— BEGIN Entries shown —
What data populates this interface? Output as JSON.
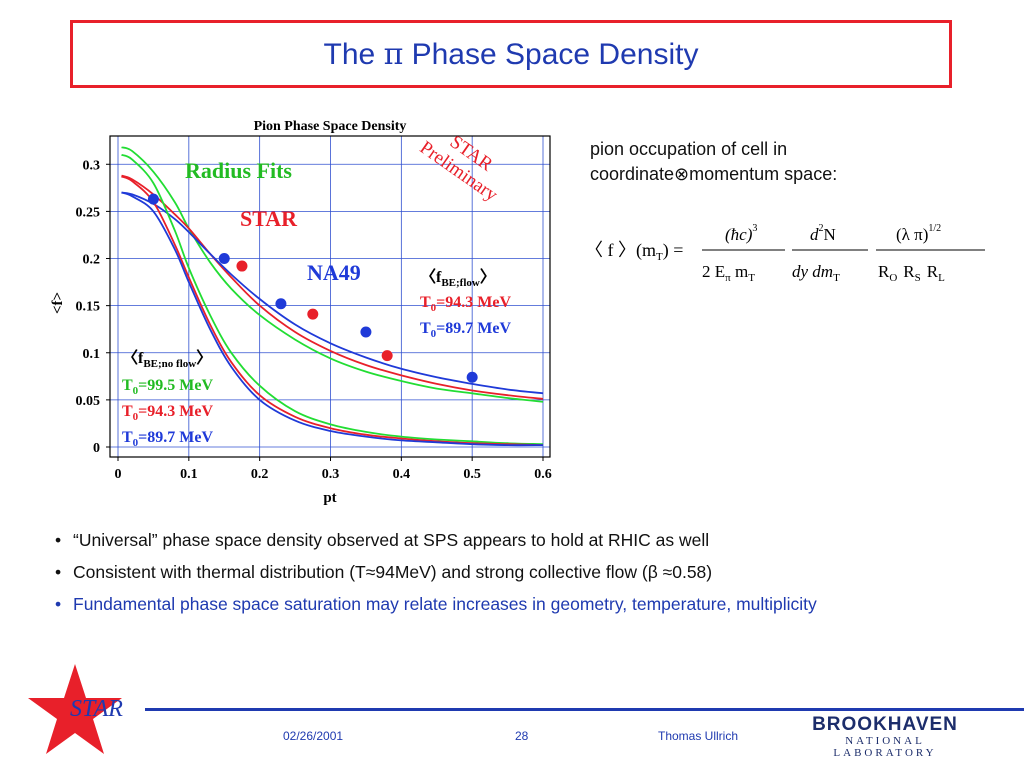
{
  "slide": {
    "title_prefix": "The ",
    "title_pi": "π",
    "title_suffix": " Phase Space Density",
    "note_line1": "pion occupation of cell in",
    "note_line2": "coordinate⊗momentum space:",
    "bullets": [
      {
        "text": "“Universal” phase space density observed at SPS appears to hold at RHIC as well",
        "color": "#111111"
      },
      {
        "text": "Consistent with thermal distribution (T≈94MeV) and strong collective flow (β ≈0.58)",
        "color": "#111111"
      },
      {
        "text": "Fundamental phase space saturation may relate increases in geometry, temperature, multiplicity",
        "color": "#1f3ab0"
      }
    ],
    "bullet_char": "•"
  },
  "formula": {
    "lhs": "〈 f 〉(m",
    "lhs_sub": "T",
    "lhs_end": ") =",
    "f1_num": "(ħc)",
    "f1_num_exp": "3",
    "f1_den": "2 E",
    "f1_den_sub1": "π",
    "f1_den_m": " m",
    "f1_den_sub2": "T",
    "f2_num": "d",
    "f2_num_exp": "2",
    "f2_num_n": "N",
    "f2_den": "dy dm",
    "f2_den_sub": "T",
    "f3_num": "(λ π)",
    "f3_num_exp": "1/2",
    "f3_den_r": "R",
    "f3_sub_o": "O",
    "f3_sub_s": "S",
    "f3_sub_l": "L"
  },
  "footer": {
    "logo_text": "STAR",
    "date": "02/26/2001",
    "page": "28",
    "author": "Thomas Ullrich",
    "lab_name": "BROOKHAVEN",
    "lab_sub": "NATIONAL LABORATORY"
  },
  "colors": {
    "title_blue": "#1f3ab0",
    "star_red": "#e8202a",
    "green": "#22dd33",
    "red": "#e8202a",
    "blue": "#1f3ad8"
  },
  "chart_data": {
    "type": "line",
    "title": "Pion Phase Space Density",
    "xlabel": "pt",
    "ylabel": "<f>",
    "xlim": [
      0,
      0.6
    ],
    "ylim": [
      0,
      0.33
    ],
    "xticks": [
      "0",
      "0.1",
      "0.2",
      "0.3",
      "0.4",
      "0.5",
      "0.6"
    ],
    "yticks": [
      "0",
      "0.05",
      "0.1",
      "0.15",
      "0.2",
      "0.25",
      "0.3"
    ],
    "grid": true,
    "series": [
      {
        "name": "Radius Fits",
        "color": "#22dd33",
        "kind": "line",
        "x": [
          0.005,
          0.02,
          0.05,
          0.08,
          0.1,
          0.13,
          0.16,
          0.2,
          0.25,
          0.3,
          0.35,
          0.4,
          0.45,
          0.5,
          0.55,
          0.6
        ],
        "y": [
          0.318,
          0.314,
          0.292,
          0.26,
          0.232,
          0.196,
          0.168,
          0.14,
          0.114,
          0.094,
          0.08,
          0.07,
          0.062,
          0.057,
          0.052,
          0.048
        ]
      },
      {
        "name": "",
        "color": "#e8202a",
        "kind": "line",
        "x": [
          0.005,
          0.02,
          0.05,
          0.08,
          0.1,
          0.13,
          0.16,
          0.2,
          0.25,
          0.3,
          0.35,
          0.4,
          0.45,
          0.5,
          0.55,
          0.6
        ],
        "y": [
          0.288,
          0.284,
          0.268,
          0.247,
          0.232,
          0.205,
          0.18,
          0.15,
          0.122,
          0.102,
          0.087,
          0.076,
          0.067,
          0.06,
          0.055,
          0.051
        ]
      },
      {
        "name": "",
        "color": "#1f3ad8",
        "kind": "line",
        "x": [
          0.005,
          0.02,
          0.05,
          0.08,
          0.1,
          0.13,
          0.16,
          0.2,
          0.25,
          0.3,
          0.35,
          0.4,
          0.45,
          0.5,
          0.55,
          0.6
        ],
        "y": [
          0.27,
          0.268,
          0.258,
          0.242,
          0.228,
          0.205,
          0.183,
          0.157,
          0.13,
          0.11,
          0.095,
          0.083,
          0.074,
          0.067,
          0.061,
          0.057
        ]
      },
      {
        "name": "",
        "color": "#22dd33",
        "kind": "line",
        "x": [
          0.005,
          0.02,
          0.05,
          0.08,
          0.1,
          0.13,
          0.16,
          0.2,
          0.25,
          0.3,
          0.35,
          0.4,
          0.45,
          0.5,
          0.55,
          0.6
        ],
        "y": [
          0.31,
          0.305,
          0.28,
          0.23,
          0.19,
          0.14,
          0.1,
          0.065,
          0.038,
          0.024,
          0.016,
          0.011,
          0.008,
          0.006,
          0.004,
          0.003
        ]
      },
      {
        "name": "",
        "color": "#e8202a",
        "kind": "line",
        "x": [
          0.005,
          0.02,
          0.05,
          0.08,
          0.1,
          0.13,
          0.16,
          0.2,
          0.25,
          0.3,
          0.35,
          0.4,
          0.45,
          0.5,
          0.55,
          0.6
        ],
        "y": [
          0.287,
          0.282,
          0.26,
          0.215,
          0.18,
          0.13,
          0.09,
          0.055,
          0.032,
          0.02,
          0.013,
          0.009,
          0.006,
          0.004,
          0.003,
          0.002
        ]
      },
      {
        "name": "",
        "color": "#1f3ad8",
        "kind": "line",
        "x": [
          0.005,
          0.02,
          0.05,
          0.08,
          0.1,
          0.13,
          0.16,
          0.2,
          0.25,
          0.3,
          0.35,
          0.4,
          0.45,
          0.5,
          0.55,
          0.6
        ],
        "y": [
          0.27,
          0.266,
          0.25,
          0.21,
          0.175,
          0.125,
          0.085,
          0.05,
          0.028,
          0.017,
          0.011,
          0.007,
          0.005,
          0.003,
          0.002,
          0.002
        ]
      },
      {
        "name": "STAR",
        "color": "#e8202a",
        "kind": "points",
        "x": [
          0.175,
          0.275,
          0.38
        ],
        "y": [
          0.192,
          0.141,
          0.097
        ]
      },
      {
        "name": "NA49",
        "color": "#1f3ad8",
        "kind": "points",
        "x": [
          0.05,
          0.15,
          0.23,
          0.35,
          0.5
        ],
        "y": [
          0.263,
          0.2,
          0.152,
          0.122,
          0.074
        ]
      }
    ],
    "annotations": {
      "radius_fits": "Radius Fits",
      "star": "STAR",
      "na49": "NA49",
      "prelim_1": "STAR",
      "prelim_2": "Preliminary",
      "flow_head": "〈f",
      "flow_sub": "BE;flow",
      "flow_close": "〉",
      "flow_t1_pre": "T",
      "flow_t1_sub": "0",
      "flow_t1_val": "=94.3 MeV",
      "flow_t2_pre": "T",
      "flow_t2_sub": "0",
      "flow_t2_val": "=89.7 MeV",
      "noflow_head": "〈f",
      "noflow_sub": "BE;no flow",
      "noflow_close": "〉",
      "noflow_t1_pre": "T",
      "noflow_t1_sub": "0",
      "noflow_t1_val": "=99.5 MeV",
      "noflow_t2_pre": "T",
      "noflow_t2_sub": "0",
      "noflow_t2_val": "=94.3 MeV",
      "noflow_t3_pre": "T",
      "noflow_t3_sub": "0",
      "noflow_t3_val": "=89.7 MeV"
    }
  }
}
— END Entries shown —
**Your task**
Retype every record above exactly as written, but leave out the pictures.

**Task result**
What data populates this interface? Output as JSON.
{
  "slide": {
    "title_prefix": "The ",
    "title_pi": "π",
    "title_suffix": " Phase Space Density",
    "note_line1": "pion occupation of cell in",
    "note_line2": "coordinate⊗momentum space:",
    "bullets": [
      {
        "text": "“Universal” phase space density observed at SPS appears to hold at RHIC as well",
        "color": "#111111"
      },
      {
        "text": "Consistent with thermal distribution (T≈94MeV) and strong collective flow (β ≈0.58)",
        "color": "#111111"
      },
      {
        "text": "Fundamental phase space saturation may relate increases in geometry, temperature, multiplicity",
        "color": "#1f3ab0"
      }
    ],
    "bullet_char": "•"
  },
  "formula": {
    "lhs": "〈 f 〉(m",
    "lhs_sub": "T",
    "lhs_end": ") =",
    "f1_num": "(ħc)",
    "f1_num_exp": "3",
    "f1_den": "2 E",
    "f1_den_sub1": "π",
    "f1_den_m": " m",
    "f1_den_sub2": "T",
    "f2_num": "d",
    "f2_num_exp": "2",
    "f2_num_n": "N",
    "f2_den": "dy dm",
    "f2_den_sub": "T",
    "f3_num": "(λ π)",
    "f3_num_exp": "1/2",
    "f3_den_r": "R",
    "f3_sub_o": "O",
    "f3_sub_s": "S",
    "f3_sub_l": "L"
  },
  "footer": {
    "logo_text": "STAR",
    "date": "02/26/2001",
    "page": "28",
    "author": "Thomas Ullrich",
    "lab_name": "BROOKHAVEN",
    "lab_sub": "NATIONAL LABORATORY"
  },
  "colors": {
    "title_blue": "#1f3ab0",
    "star_red": "#e8202a",
    "green": "#22dd33",
    "red": "#e8202a",
    "blue": "#1f3ad8"
  },
  "chart_data": {
    "type": "line",
    "title": "Pion Phase Space Density",
    "xlabel": "pt",
    "ylabel": "<f>",
    "xlim": [
      0,
      0.6
    ],
    "ylim": [
      0,
      0.33
    ],
    "xticks": [
      "0",
      "0.1",
      "0.2",
      "0.3",
      "0.4",
      "0.5",
      "0.6"
    ],
    "yticks": [
      "0",
      "0.05",
      "0.1",
      "0.15",
      "0.2",
      "0.25",
      "0.3"
    ],
    "grid": true,
    "series": [
      {
        "name": "Radius Fits",
        "color": "#22dd33",
        "kind": "line",
        "x": [
          0.005,
          0.02,
          0.05,
          0.08,
          0.1,
          0.13,
          0.16,
          0.2,
          0.25,
          0.3,
          0.35,
          0.4,
          0.45,
          0.5,
          0.55,
          0.6
        ],
        "y": [
          0.318,
          0.314,
          0.292,
          0.26,
          0.232,
          0.196,
          0.168,
          0.14,
          0.114,
          0.094,
          0.08,
          0.07,
          0.062,
          0.057,
          0.052,
          0.048
        ]
      },
      {
        "name": "",
        "color": "#e8202a",
        "kind": "line",
        "x": [
          0.005,
          0.02,
          0.05,
          0.08,
          0.1,
          0.13,
          0.16,
          0.2,
          0.25,
          0.3,
          0.35,
          0.4,
          0.45,
          0.5,
          0.55,
          0.6
        ],
        "y": [
          0.288,
          0.284,
          0.268,
          0.247,
          0.232,
          0.205,
          0.18,
          0.15,
          0.122,
          0.102,
          0.087,
          0.076,
          0.067,
          0.06,
          0.055,
          0.051
        ]
      },
      {
        "name": "",
        "color": "#1f3ad8",
        "kind": "line",
        "x": [
          0.005,
          0.02,
          0.05,
          0.08,
          0.1,
          0.13,
          0.16,
          0.2,
          0.25,
          0.3,
          0.35,
          0.4,
          0.45,
          0.5,
          0.55,
          0.6
        ],
        "y": [
          0.27,
          0.268,
          0.258,
          0.242,
          0.228,
          0.205,
          0.183,
          0.157,
          0.13,
          0.11,
          0.095,
          0.083,
          0.074,
          0.067,
          0.061,
          0.057
        ]
      },
      {
        "name": "",
        "color": "#22dd33",
        "kind": "line",
        "x": [
          0.005,
          0.02,
          0.05,
          0.08,
          0.1,
          0.13,
          0.16,
          0.2,
          0.25,
          0.3,
          0.35,
          0.4,
          0.45,
          0.5,
          0.55,
          0.6
        ],
        "y": [
          0.31,
          0.305,
          0.28,
          0.23,
          0.19,
          0.14,
          0.1,
          0.065,
          0.038,
          0.024,
          0.016,
          0.011,
          0.008,
          0.006,
          0.004,
          0.003
        ]
      },
      {
        "name": "",
        "color": "#e8202a",
        "kind": "line",
        "x": [
          0.005,
          0.02,
          0.05,
          0.08,
          0.1,
          0.13,
          0.16,
          0.2,
          0.25,
          0.3,
          0.35,
          0.4,
          0.45,
          0.5,
          0.55,
          0.6
        ],
        "y": [
          0.287,
          0.282,
          0.26,
          0.215,
          0.18,
          0.13,
          0.09,
          0.055,
          0.032,
          0.02,
          0.013,
          0.009,
          0.006,
          0.004,
          0.003,
          0.002
        ]
      },
      {
        "name": "",
        "color": "#1f3ad8",
        "kind": "line",
        "x": [
          0.005,
          0.02,
          0.05,
          0.08,
          0.1,
          0.13,
          0.16,
          0.2,
          0.25,
          0.3,
          0.35,
          0.4,
          0.45,
          0.5,
          0.55,
          0.6
        ],
        "y": [
          0.27,
          0.266,
          0.25,
          0.21,
          0.175,
          0.125,
          0.085,
          0.05,
          0.028,
          0.017,
          0.011,
          0.007,
          0.005,
          0.003,
          0.002,
          0.002
        ]
      },
      {
        "name": "STAR",
        "color": "#e8202a",
        "kind": "points",
        "x": [
          0.175,
          0.275,
          0.38
        ],
        "y": [
          0.192,
          0.141,
          0.097
        ]
      },
      {
        "name": "NA49",
        "color": "#1f3ad8",
        "kind": "points",
        "x": [
          0.05,
          0.15,
          0.23,
          0.35,
          0.5
        ],
        "y": [
          0.263,
          0.2,
          0.152,
          0.122,
          0.074
        ]
      }
    ],
    "annotations": {
      "radius_fits": "Radius Fits",
      "star": "STAR",
      "na49": "NA49",
      "prelim_1": "STAR",
      "prelim_2": "Preliminary",
      "flow_head": "〈f",
      "flow_sub": "BE;flow",
      "flow_close": "〉",
      "flow_t1_pre": "T",
      "flow_t1_sub": "0",
      "flow_t1_val": "=94.3 MeV",
      "flow_t2_pre": "T",
      "flow_t2_sub": "0",
      "flow_t2_val": "=89.7 MeV",
      "noflow_head": "〈f",
      "noflow_sub": "BE;no flow",
      "noflow_close": "〉",
      "noflow_t1_pre": "T",
      "noflow_t1_sub": "0",
      "noflow_t1_val": "=99.5 MeV",
      "noflow_t2_pre": "T",
      "noflow_t2_sub": "0",
      "noflow_t2_val": "=94.3 MeV",
      "noflow_t3_pre": "T",
      "noflow_t3_sub": "0",
      "noflow_t3_val": "=89.7 MeV"
    }
  }
}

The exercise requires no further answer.